• [WHAT TO PRODUCE]
Your task is to copy the listing exactly. Drop any pictures from the copy.

• [DATA TO USE]
•••••

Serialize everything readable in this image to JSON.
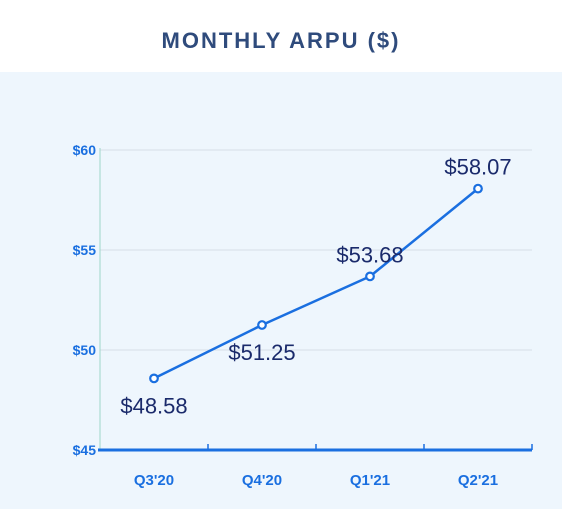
{
  "title": "MONTHLY ARPU ($)",
  "colors": {
    "title": "#2f4b7c",
    "panel_background": "#eef6fd",
    "line": "#1a6fe0",
    "axis": "#1a6fe0",
    "y_tick_label": "#1a6fe0",
    "x_tick_label": "#1a6fe0",
    "data_label": "#1a2a6b",
    "grid": "#d6dee8"
  },
  "chart_data": {
    "type": "line",
    "title": "MONTHLY ARPU ($)",
    "xlabel": "",
    "ylabel": "",
    "categories": [
      "Q3'20",
      "Q4'20",
      "Q1'21",
      "Q2'21"
    ],
    "series": [
      {
        "values": [
          48.58,
          51.25,
          53.68,
          58.07
        ],
        "labels": [
          "$48.58",
          "$51.25",
          "$53.68",
          "$58.07"
        ],
        "label_positions": [
          "below",
          "below",
          "above",
          "above"
        ]
      }
    ],
    "ylim": [
      45,
      60
    ],
    "y_ticks": [
      45,
      50,
      55,
      60
    ],
    "y_tick_labels": [
      "$45",
      "$50",
      "$55",
      "$60"
    ],
    "grid": true,
    "legend": "none"
  }
}
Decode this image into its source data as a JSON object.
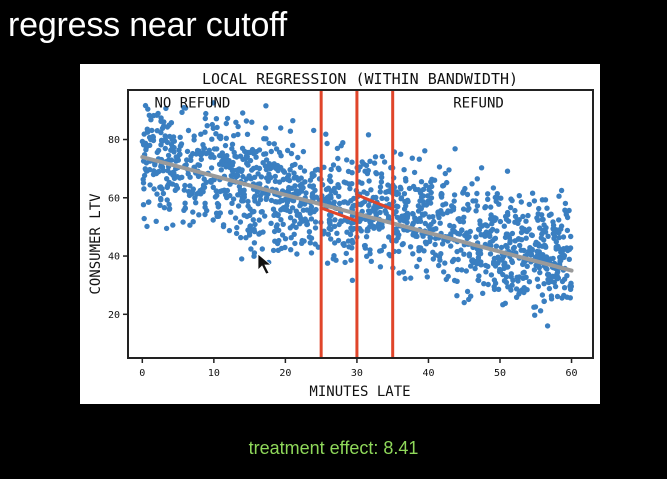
{
  "slide": {
    "title": "regress near cutoff",
    "treatment_effect_text": "treatment effect: 8.41"
  },
  "chart_data": {
    "type": "scatter",
    "title": "LOCAL REGRESSION (WITHIN BANDWIDTH)",
    "xlabel": "MINUTES LATE",
    "ylabel": "CONSUMER LTV",
    "xlim": [
      -2,
      63
    ],
    "ylim": [
      5,
      97
    ],
    "xticks": [
      0,
      10,
      20,
      30,
      40,
      50,
      60
    ],
    "yticks": [
      20,
      40,
      60,
      80
    ],
    "grid": false,
    "region_labels": [
      {
        "text": "NO REFUND",
        "x": 7,
        "y": 91
      },
      {
        "text": "REFUND",
        "x": 47,
        "y": 91
      }
    ],
    "cutoff": 30,
    "bandwidth": [
      25,
      35
    ],
    "point_color": "#3a7fc1",
    "global_fit": {
      "color": "#9a9a9a",
      "from": [
        0,
        74
      ],
      "to": [
        60,
        35
      ]
    },
    "local_fit_left": {
      "color": "#e0452a",
      "from": [
        25,
        56.5
      ],
      "to": [
        30,
        52
      ]
    },
    "local_fit_right": {
      "color": "#e0452a",
      "from": [
        30,
        61
      ],
      "to": [
        35,
        56
      ]
    },
    "boundary_color": "#e0452a",
    "treatment_effect": 8.41
  }
}
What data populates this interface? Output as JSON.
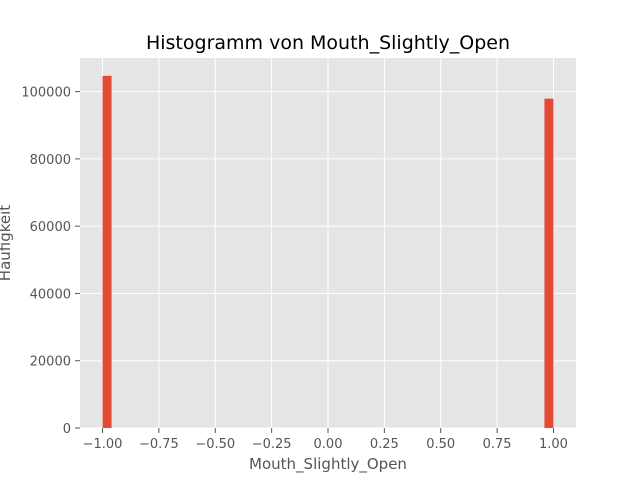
{
  "chart_data": {
    "type": "bar",
    "title": "Histogramm von Mouth_Slightly_Open",
    "xlabel": "Mouth_Slightly_Open",
    "ylabel": "Häufigkeit",
    "xlim": [
      -1.1,
      1.1
    ],
    "ylim": [
      0,
      110000
    ],
    "xticks": [
      -1.0,
      -0.75,
      -0.5,
      -0.25,
      0.0,
      0.25,
      0.5,
      0.75,
      1.0
    ],
    "xtick_labels": [
      "−1.00",
      "−0.75",
      "−0.50",
      "−0.25",
      "0.00",
      "0.25",
      "0.50",
      "0.75",
      "1.00"
    ],
    "yticks": [
      0,
      20000,
      40000,
      60000,
      80000,
      100000
    ],
    "ytick_labels": [
      "0",
      "20000",
      "40000",
      "60000",
      "80000",
      "100000"
    ],
    "bins": [
      {
        "x0": -1.0,
        "x1": -0.96,
        "count": 104700
      },
      {
        "x0": 0.96,
        "x1": 1.0,
        "count": 97900
      }
    ],
    "grid": true,
    "colors": {
      "bar": "#E24A33",
      "plot_bg": "#E5E5E5",
      "grid": "#FFFFFF"
    }
  }
}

•••••

• [FINISHED ANSWER]
Serialize everything readable in this image to JSON.
{
  "title": "MONTHLY ARPU ($)",
  "colors": {
    "title": "#2f4b7c",
    "panel_background": "#eef6fd",
    "line": "#1a6fe0",
    "axis": "#1a6fe0",
    "y_tick_label": "#1a6fe0",
    "x_tick_label": "#1a6fe0",
    "data_label": "#1a2a6b",
    "grid": "#d6dee8"
  },
  "chart_data": {
    "type": "line",
    "title": "MONTHLY ARPU ($)",
    "xlabel": "",
    "ylabel": "",
    "categories": [
      "Q3'20",
      "Q4'20",
      "Q1'21",
      "Q2'21"
    ],
    "series": [
      {
        "values": [
          48.58,
          51.25,
          53.68,
          58.07
        ],
        "labels": [
          "$48.58",
          "$51.25",
          "$53.68",
          "$58.07"
        ],
        "label_positions": [
          "below",
          "below",
          "above",
          "above"
        ]
      }
    ],
    "ylim": [
      45,
      60
    ],
    "y_ticks": [
      45,
      50,
      55,
      60
    ],
    "y_tick_labels": [
      "$45",
      "$50",
      "$55",
      "$60"
    ],
    "grid": true,
    "legend": "none"
  }
}
Decode this image into its source data as a JSON object.
{
  "slide": {
    "title": "regress near cutoff",
    "treatment_effect_text": "treatment effect: 8.41"
  },
  "chart_data": {
    "type": "scatter",
    "title": "LOCAL REGRESSION (WITHIN BANDWIDTH)",
    "xlabel": "MINUTES LATE",
    "ylabel": "CONSUMER LTV",
    "xlim": [
      -2,
      63
    ],
    "ylim": [
      5,
      97
    ],
    "xticks": [
      0,
      10,
      20,
      30,
      40,
      50,
      60
    ],
    "yticks": [
      20,
      40,
      60,
      80
    ],
    "grid": false,
    "region_labels": [
      {
        "text": "NO REFUND",
        "x": 7,
        "y": 91
      },
      {
        "text": "REFUND",
        "x": 47,
        "y": 91
      }
    ],
    "cutoff": 30,
    "bandwidth": [
      25,
      35
    ],
    "point_color": "#3a7fc1",
    "global_fit": {
      "color": "#9a9a9a",
      "from": [
        0,
        74
      ],
      "to": [
        60,
        35
      ]
    },
    "local_fit_left": {
      "color": "#e0452a",
      "from": [
        25,
        56.5
      ],
      "to": [
        30,
        52
      ]
    },
    "local_fit_right": {
      "color": "#e0452a",
      "from": [
        30,
        61
      ],
      "to": [
        35,
        56
      ]
    },
    "boundary_color": "#e0452a",
    "treatment_effect": 8.41
  }
}
What data populates this interface? Output as JSON.
{
  "chart_data": {
    "type": "bar",
    "title": "Histogramm von Mouth_Slightly_Open",
    "xlabel": "Mouth_Slightly_Open",
    "ylabel": "Häufigkeit",
    "xlim": [
      -1.1,
      1.1
    ],
    "ylim": [
      0,
      110000
    ],
    "xticks": [
      -1.0,
      -0.75,
      -0.5,
      -0.25,
      0.0,
      0.25,
      0.5,
      0.75,
      1.0
    ],
    "xtick_labels": [
      "−1.00",
      "−0.75",
      "−0.50",
      "−0.25",
      "0.00",
      "0.25",
      "0.50",
      "0.75",
      "1.00"
    ],
    "yticks": [
      0,
      20000,
      40000,
      60000,
      80000,
      100000
    ],
    "ytick_labels": [
      "0",
      "20000",
      "40000",
      "60000",
      "80000",
      "100000"
    ],
    "bins": [
      {
        "x0": -1.0,
        "x1": -0.96,
        "count": 104700
      },
      {
        "x0": 0.96,
        "x1": 1.0,
        "count": 97900
      }
    ],
    "grid": true,
    "colors": {
      "bar": "#E24A33",
      "plot_bg": "#E5E5E5",
      "grid": "#FFFFFF"
    }
  }
}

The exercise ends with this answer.